++++ Entries ++++

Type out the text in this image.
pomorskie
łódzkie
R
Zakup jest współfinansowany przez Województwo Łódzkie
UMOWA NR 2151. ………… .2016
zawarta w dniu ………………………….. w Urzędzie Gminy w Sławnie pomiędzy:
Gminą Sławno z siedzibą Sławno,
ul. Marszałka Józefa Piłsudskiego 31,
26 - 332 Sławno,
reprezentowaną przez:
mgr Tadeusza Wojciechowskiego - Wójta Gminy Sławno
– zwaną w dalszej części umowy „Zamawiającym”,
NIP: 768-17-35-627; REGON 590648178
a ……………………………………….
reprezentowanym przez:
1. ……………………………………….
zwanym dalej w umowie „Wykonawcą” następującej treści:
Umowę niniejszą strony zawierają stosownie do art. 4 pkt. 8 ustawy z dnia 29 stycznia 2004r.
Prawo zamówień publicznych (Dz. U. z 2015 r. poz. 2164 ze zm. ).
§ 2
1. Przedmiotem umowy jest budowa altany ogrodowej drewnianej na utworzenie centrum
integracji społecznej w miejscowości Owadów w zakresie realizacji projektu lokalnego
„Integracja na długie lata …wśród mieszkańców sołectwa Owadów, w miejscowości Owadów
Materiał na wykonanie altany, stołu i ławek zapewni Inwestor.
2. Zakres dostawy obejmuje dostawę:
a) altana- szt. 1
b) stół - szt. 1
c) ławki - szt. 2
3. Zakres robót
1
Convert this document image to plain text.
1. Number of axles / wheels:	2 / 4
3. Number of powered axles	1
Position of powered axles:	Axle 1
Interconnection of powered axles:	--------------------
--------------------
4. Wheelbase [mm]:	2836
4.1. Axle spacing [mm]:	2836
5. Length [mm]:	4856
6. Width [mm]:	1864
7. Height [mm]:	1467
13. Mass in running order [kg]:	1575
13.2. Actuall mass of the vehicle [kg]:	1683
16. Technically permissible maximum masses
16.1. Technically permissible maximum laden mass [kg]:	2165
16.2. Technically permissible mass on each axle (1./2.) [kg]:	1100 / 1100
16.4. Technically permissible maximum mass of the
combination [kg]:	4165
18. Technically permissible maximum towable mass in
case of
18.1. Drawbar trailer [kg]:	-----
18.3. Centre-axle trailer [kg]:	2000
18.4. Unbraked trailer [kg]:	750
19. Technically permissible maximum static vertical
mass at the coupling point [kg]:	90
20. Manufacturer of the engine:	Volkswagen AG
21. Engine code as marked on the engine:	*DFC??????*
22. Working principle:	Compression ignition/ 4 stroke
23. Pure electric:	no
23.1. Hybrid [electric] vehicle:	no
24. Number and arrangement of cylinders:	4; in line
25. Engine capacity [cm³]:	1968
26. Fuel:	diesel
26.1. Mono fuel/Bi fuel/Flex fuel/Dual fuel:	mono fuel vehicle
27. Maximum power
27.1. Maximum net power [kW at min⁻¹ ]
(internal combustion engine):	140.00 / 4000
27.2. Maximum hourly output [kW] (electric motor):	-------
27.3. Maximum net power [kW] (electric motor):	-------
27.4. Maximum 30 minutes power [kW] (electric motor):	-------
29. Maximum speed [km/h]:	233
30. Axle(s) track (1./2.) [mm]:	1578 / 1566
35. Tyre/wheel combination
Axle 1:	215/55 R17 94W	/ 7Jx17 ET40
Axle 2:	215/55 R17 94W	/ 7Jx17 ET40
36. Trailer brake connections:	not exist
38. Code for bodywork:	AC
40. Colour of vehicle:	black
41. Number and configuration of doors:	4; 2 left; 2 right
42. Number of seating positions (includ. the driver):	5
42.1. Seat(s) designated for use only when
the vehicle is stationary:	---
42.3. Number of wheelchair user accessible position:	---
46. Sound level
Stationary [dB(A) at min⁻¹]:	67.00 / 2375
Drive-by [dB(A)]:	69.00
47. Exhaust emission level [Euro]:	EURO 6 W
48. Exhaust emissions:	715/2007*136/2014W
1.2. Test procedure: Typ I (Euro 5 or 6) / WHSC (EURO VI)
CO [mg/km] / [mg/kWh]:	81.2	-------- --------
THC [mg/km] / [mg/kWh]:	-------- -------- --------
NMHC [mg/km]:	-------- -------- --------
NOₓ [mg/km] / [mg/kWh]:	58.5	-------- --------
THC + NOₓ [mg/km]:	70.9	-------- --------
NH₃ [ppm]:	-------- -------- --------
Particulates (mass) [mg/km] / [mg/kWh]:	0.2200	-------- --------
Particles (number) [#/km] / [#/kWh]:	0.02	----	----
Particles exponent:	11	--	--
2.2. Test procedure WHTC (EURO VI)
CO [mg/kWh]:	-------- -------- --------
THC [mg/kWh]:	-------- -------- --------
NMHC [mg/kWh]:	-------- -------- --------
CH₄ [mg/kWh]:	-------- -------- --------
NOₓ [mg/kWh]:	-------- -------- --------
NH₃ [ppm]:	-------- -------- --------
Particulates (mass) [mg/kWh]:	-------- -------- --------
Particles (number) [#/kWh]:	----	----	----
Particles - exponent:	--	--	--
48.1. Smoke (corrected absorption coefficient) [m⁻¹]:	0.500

++++

■ **Task goal**
Count every line bearing the word "Exhaust"; report the total only.

■ **Output for this exercise**
2